Instructions for the task: Collect all the lines that mention the word "level".

Dataset extract:
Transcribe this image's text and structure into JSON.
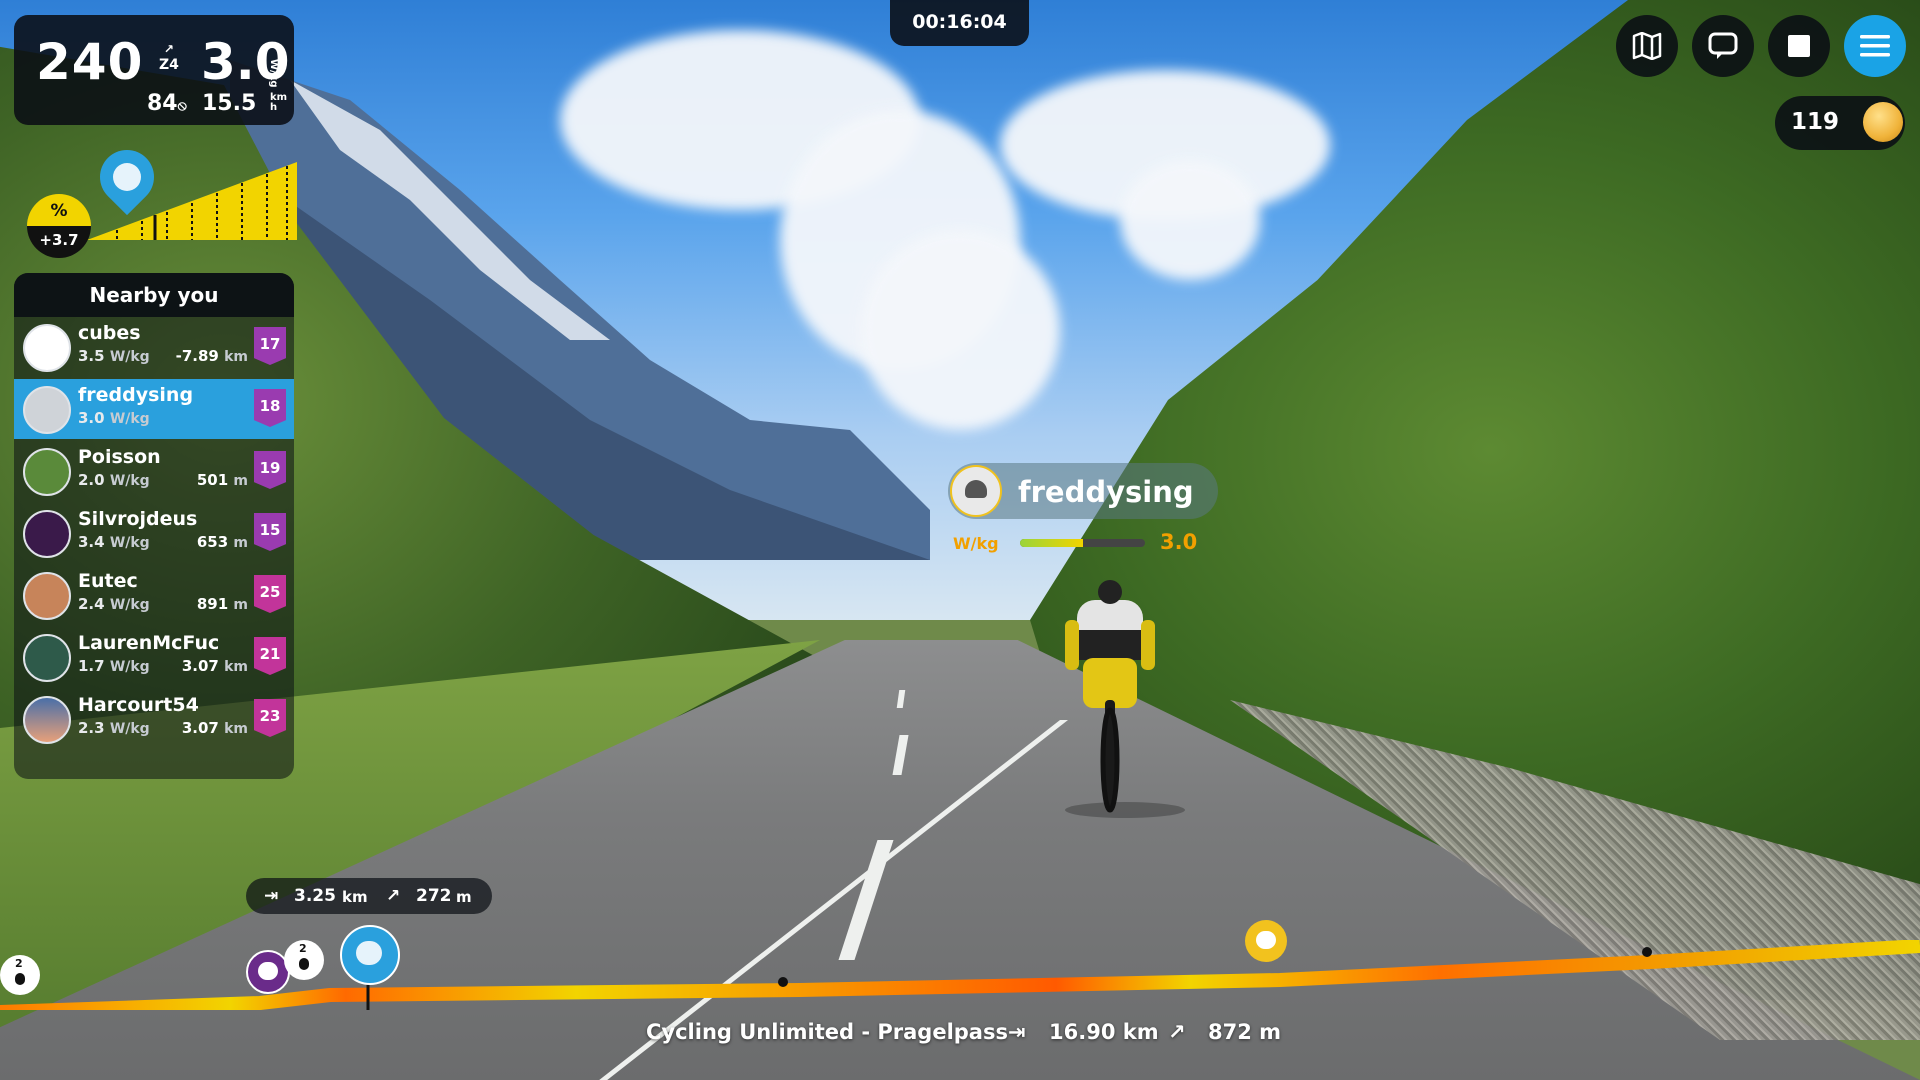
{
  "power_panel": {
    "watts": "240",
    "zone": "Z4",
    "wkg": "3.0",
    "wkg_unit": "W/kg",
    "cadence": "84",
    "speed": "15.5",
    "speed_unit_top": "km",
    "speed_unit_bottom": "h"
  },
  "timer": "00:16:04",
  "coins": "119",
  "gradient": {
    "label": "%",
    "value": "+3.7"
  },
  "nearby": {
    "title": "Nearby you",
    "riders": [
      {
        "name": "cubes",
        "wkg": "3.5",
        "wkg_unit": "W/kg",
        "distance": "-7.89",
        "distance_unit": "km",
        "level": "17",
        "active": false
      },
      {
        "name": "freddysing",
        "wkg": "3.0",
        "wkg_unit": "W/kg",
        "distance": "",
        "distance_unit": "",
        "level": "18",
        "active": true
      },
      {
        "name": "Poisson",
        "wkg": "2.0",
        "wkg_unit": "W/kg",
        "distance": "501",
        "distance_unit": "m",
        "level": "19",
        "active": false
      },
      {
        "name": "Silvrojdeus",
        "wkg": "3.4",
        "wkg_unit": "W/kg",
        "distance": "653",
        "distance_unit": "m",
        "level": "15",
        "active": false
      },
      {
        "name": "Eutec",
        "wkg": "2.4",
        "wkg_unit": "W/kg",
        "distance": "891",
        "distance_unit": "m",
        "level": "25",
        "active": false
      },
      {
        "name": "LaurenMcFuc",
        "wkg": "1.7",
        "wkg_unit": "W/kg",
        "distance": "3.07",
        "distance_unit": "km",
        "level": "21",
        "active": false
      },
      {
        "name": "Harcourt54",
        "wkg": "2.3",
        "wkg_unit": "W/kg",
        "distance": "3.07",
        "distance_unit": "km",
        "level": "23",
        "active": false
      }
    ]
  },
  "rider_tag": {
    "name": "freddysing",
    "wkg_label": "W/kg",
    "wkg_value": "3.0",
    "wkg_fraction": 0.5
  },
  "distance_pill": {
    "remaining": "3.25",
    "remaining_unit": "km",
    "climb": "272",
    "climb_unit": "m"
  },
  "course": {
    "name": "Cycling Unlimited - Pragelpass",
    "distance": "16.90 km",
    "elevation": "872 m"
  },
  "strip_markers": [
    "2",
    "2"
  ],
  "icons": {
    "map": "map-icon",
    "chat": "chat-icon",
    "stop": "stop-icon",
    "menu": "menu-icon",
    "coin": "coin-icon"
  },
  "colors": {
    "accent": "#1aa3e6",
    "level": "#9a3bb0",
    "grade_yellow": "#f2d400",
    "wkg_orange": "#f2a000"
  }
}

Result:
        "level": "17",
        "level": "18",
        "level": "19",
        "level": "15",
        "level": "25",
        "level": "21",
        "level": "23",
    "level": "#9a3bb0",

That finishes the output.